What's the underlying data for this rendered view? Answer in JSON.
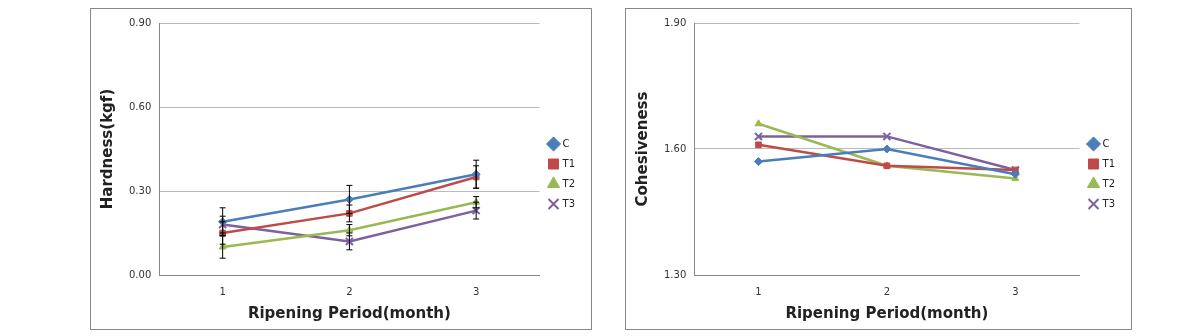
{
  "chart_data": [
    {
      "type": "line",
      "y_label": "Hardness(kgf)",
      "x_label": "Ripening Period(month)",
      "categories": [
        "1",
        "2",
        "3"
      ],
      "series": [
        {
          "name": "C",
          "color": "#4a7ebb",
          "marker": "diamond",
          "values": [
            0.19,
            0.27,
            0.36
          ],
          "errors": [
            0.05,
            0.05,
            0.05
          ]
        },
        {
          "name": "T1",
          "color": "#be4b48",
          "marker": "square",
          "values": [
            0.15,
            0.22,
            0.35
          ],
          "errors": [
            0.04,
            0.03,
            0.04
          ]
        },
        {
          "name": "T2",
          "color": "#98b954",
          "marker": "triangle",
          "values": [
            0.1,
            0.16,
            0.26
          ],
          "errors": [
            0.04,
            0.02,
            0.02
          ]
        },
        {
          "name": "T3",
          "color": "#7d60a0",
          "marker": "cross",
          "values": [
            0.18,
            0.12,
            0.23
          ],
          "errors": [
            0.03,
            0.03,
            0.03
          ]
        }
      ],
      "ylim": [
        0,
        0.9
      ],
      "yticks": [
        {
          "value": 0,
          "label": "0.00"
        },
        {
          "value": 0.3,
          "label": "0.30"
        },
        {
          "value": 0.6,
          "label": "0.60"
        },
        {
          "value": 0.9,
          "label": "0.90"
        }
      ],
      "grid": true,
      "legend": "right"
    },
    {
      "type": "line",
      "y_label": "Cohesiveness",
      "x_label": "Ripening Period(month)",
      "categories": [
        "1",
        "2",
        "3"
      ],
      "series": [
        {
          "name": "C",
          "color": "#4a7ebb",
          "marker": "diamond",
          "values": [
            1.57,
            1.6,
            1.54
          ]
        },
        {
          "name": "T1",
          "color": "#be4b48",
          "marker": "square",
          "values": [
            1.61,
            1.56,
            1.55
          ]
        },
        {
          "name": "T2",
          "color": "#98b954",
          "marker": "triangle",
          "values": [
            1.66,
            1.56,
            1.53
          ]
        },
        {
          "name": "T3",
          "color": "#7d60a0",
          "marker": "cross",
          "values": [
            1.63,
            1.63,
            1.55
          ]
        }
      ],
      "ylim": [
        1.3,
        1.9
      ],
      "yticks": [
        {
          "value": 1.3,
          "label": "1.30"
        },
        {
          "value": 1.6,
          "label": "1.60"
        },
        {
          "value": 1.9,
          "label": "1.90"
        }
      ],
      "grid": true,
      "legend": "right"
    }
  ]
}
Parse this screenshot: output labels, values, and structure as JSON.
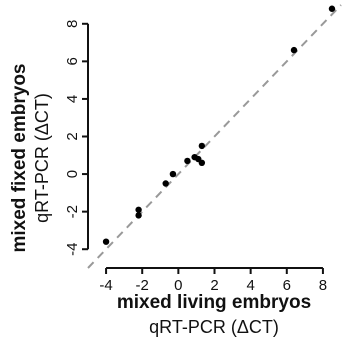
{
  "chart_data": {
    "type": "scatter",
    "xlabel": "mixed living embryos",
    "xlabel_sub": "qRT-PCR (ΔCT)",
    "ylabel": "mixed fixed embryos",
    "ylabel_sub": "qRT-PCR (ΔCT)",
    "xlim": [
      -5,
      9
    ],
    "ylim": [
      -5,
      9
    ],
    "x_ticks": [
      -4,
      -2,
      0,
      2,
      4,
      6,
      8
    ],
    "y_ticks": [
      -4,
      -2,
      0,
      2,
      4,
      6,
      8
    ],
    "grid": false,
    "reference_line": "y = x (dashed)",
    "points": [
      {
        "x": -4.0,
        "y": -3.6
      },
      {
        "x": -2.2,
        "y": -1.9
      },
      {
        "x": -2.2,
        "y": -2.2
      },
      {
        "x": -0.7,
        "y": -0.5
      },
      {
        "x": -0.3,
        "y": 0.0
      },
      {
        "x": 0.5,
        "y": 0.7
      },
      {
        "x": 0.9,
        "y": 0.9
      },
      {
        "x": 1.1,
        "y": 0.8
      },
      {
        "x": 1.3,
        "y": 0.6
      },
      {
        "x": 1.3,
        "y": 1.5
      },
      {
        "x": 6.4,
        "y": 6.6
      },
      {
        "x": 8.5,
        "y": 8.8
      }
    ]
  }
}
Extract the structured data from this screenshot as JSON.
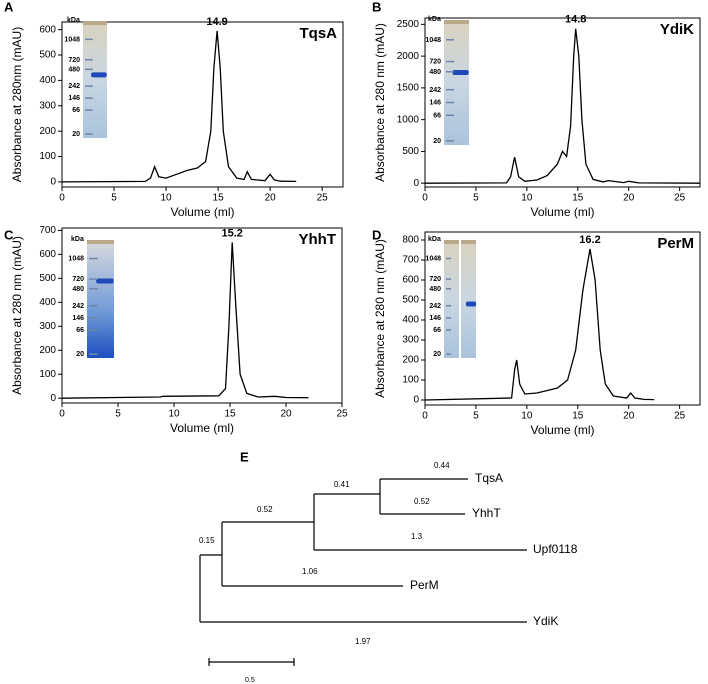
{
  "chart_data": [
    {
      "panel": "A",
      "type": "line",
      "name": "TqsA",
      "peak_x": 14.9,
      "xlabel": "Volume (ml)",
      "ylabel": "Absorbance at 280nm (mAU)",
      "color": "#000000",
      "x": [
        0,
        8,
        8.5,
        8.9,
        9.3,
        10,
        11,
        12,
        13,
        13.8,
        14.3,
        14.6,
        14.9,
        15.2,
        15.5,
        16,
        16.8,
        17.5,
        17.8,
        18.2,
        19.5,
        20,
        20.4,
        21,
        22.5
      ],
      "values": [
        0,
        2,
        15,
        60,
        20,
        15,
        30,
        45,
        55,
        80,
        200,
        450,
        595,
        450,
        200,
        60,
        15,
        10,
        40,
        10,
        5,
        30,
        8,
        3,
        2
      ],
      "xlim": [
        0,
        27
      ],
      "xticks": [
        0,
        5,
        10,
        15,
        20,
        25
      ],
      "ylim": [
        -20,
        630
      ],
      "yticks": [
        0,
        100,
        200,
        300,
        400,
        500,
        600
      ],
      "gel": {
        "unit": "kDa",
        "markers": [
          1048,
          720,
          480,
          242,
          146,
          66,
          20
        ]
      }
    },
    {
      "panel": "B",
      "type": "line",
      "name": "YdiK",
      "peak_x": 14.8,
      "xlabel": "Volume (ml)",
      "ylabel": "Absorbance at 280 nm (mAU)",
      "color": "#000000",
      "x": [
        0,
        8,
        8.4,
        8.8,
        9.2,
        9.8,
        11,
        12,
        13,
        13.5,
        13.9,
        14.3,
        14.6,
        14.8,
        15.1,
        15.4,
        15.8,
        16.5,
        17.5,
        18,
        19.5,
        20,
        21,
        27
      ],
      "values": [
        0,
        5,
        100,
        410,
        100,
        30,
        50,
        120,
        300,
        500,
        420,
        900,
        2000,
        2430,
        2000,
        1000,
        300,
        60,
        20,
        40,
        10,
        30,
        5,
        0
      ],
      "xlim": [
        0,
        27
      ],
      "xticks": [
        0,
        5,
        10,
        15,
        20,
        25
      ],
      "ylim": [
        -60,
        2600
      ],
      "yticks": [
        0,
        500,
        1000,
        1500,
        2000,
        2500
      ],
      "gel": {
        "unit": "kDa",
        "markers": [
          1048,
          720,
          480,
          242,
          146,
          66,
          20
        ]
      }
    },
    {
      "panel": "C",
      "type": "line",
      "name": "YhhT",
      "peak_x": 15.2,
      "xlabel": "Volume (ml)",
      "ylabel": "Absorbance at 280 nm (mAU)",
      "color": "#000000",
      "x": [
        0,
        8.8,
        9,
        14,
        14.6,
        14.9,
        15.2,
        15.5,
        15.9,
        16.5,
        17.5,
        19,
        20,
        22
      ],
      "values": [
        0,
        5,
        8,
        10,
        40,
        300,
        650,
        400,
        100,
        20,
        5,
        8,
        3,
        2
      ],
      "xlim": [
        0,
        25
      ],
      "xticks": [
        0,
        5,
        10,
        15,
        20,
        25
      ],
      "ylim": [
        -20,
        710
      ],
      "yticks": [
        0,
        100,
        200,
        300,
        400,
        500,
        600,
        700
      ],
      "gel": {
        "unit": "kDa",
        "markers": [
          1048,
          720,
          480,
          242,
          146,
          66,
          20
        ]
      }
    },
    {
      "panel": "D",
      "type": "line",
      "name": "PerM",
      "peak_x": 16.2,
      "xlabel": "Volume (ml)",
      "ylabel": "Absorbance at 280 nm (mAU)",
      "color": "#000000",
      "x": [
        0,
        8.5,
        8.8,
        9,
        9.3,
        9.8,
        11,
        13,
        14,
        14.8,
        15.5,
        16.2,
        16.7,
        17.2,
        17.7,
        18.5,
        19.8,
        20.2,
        20.6,
        21.5,
        22.5
      ],
      "values": [
        0,
        10,
        150,
        200,
        80,
        30,
        35,
        60,
        100,
        250,
        550,
        755,
        600,
        250,
        80,
        20,
        10,
        35,
        10,
        3,
        2
      ],
      "xlim": [
        0,
        27
      ],
      "xticks": [
        0,
        5,
        10,
        15,
        20,
        25
      ],
      "ylim": [
        -25,
        840
      ],
      "yticks": [
        0,
        100,
        200,
        300,
        400,
        500,
        600,
        700,
        800
      ],
      "gel": {
        "unit": "kDa",
        "markers": [
          1048,
          720,
          480,
          242,
          146,
          66,
          20
        ]
      }
    }
  ],
  "tree": {
    "panel": "E",
    "leaves": [
      "TqsA",
      "YhhT",
      "Upf0118",
      "PerM",
      "YdiK"
    ],
    "branch_lengths": [
      0.44,
      0.52,
      0.41,
      0.52,
      1.3,
      0.15,
      1.06,
      1.97
    ],
    "scale": 0.5
  }
}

---------------

- YOUR INSTRUCTIONS
Looking at the entries above, how many lines contain the word "panel"? Answer with the number alone.

- TASK SOLUTION
5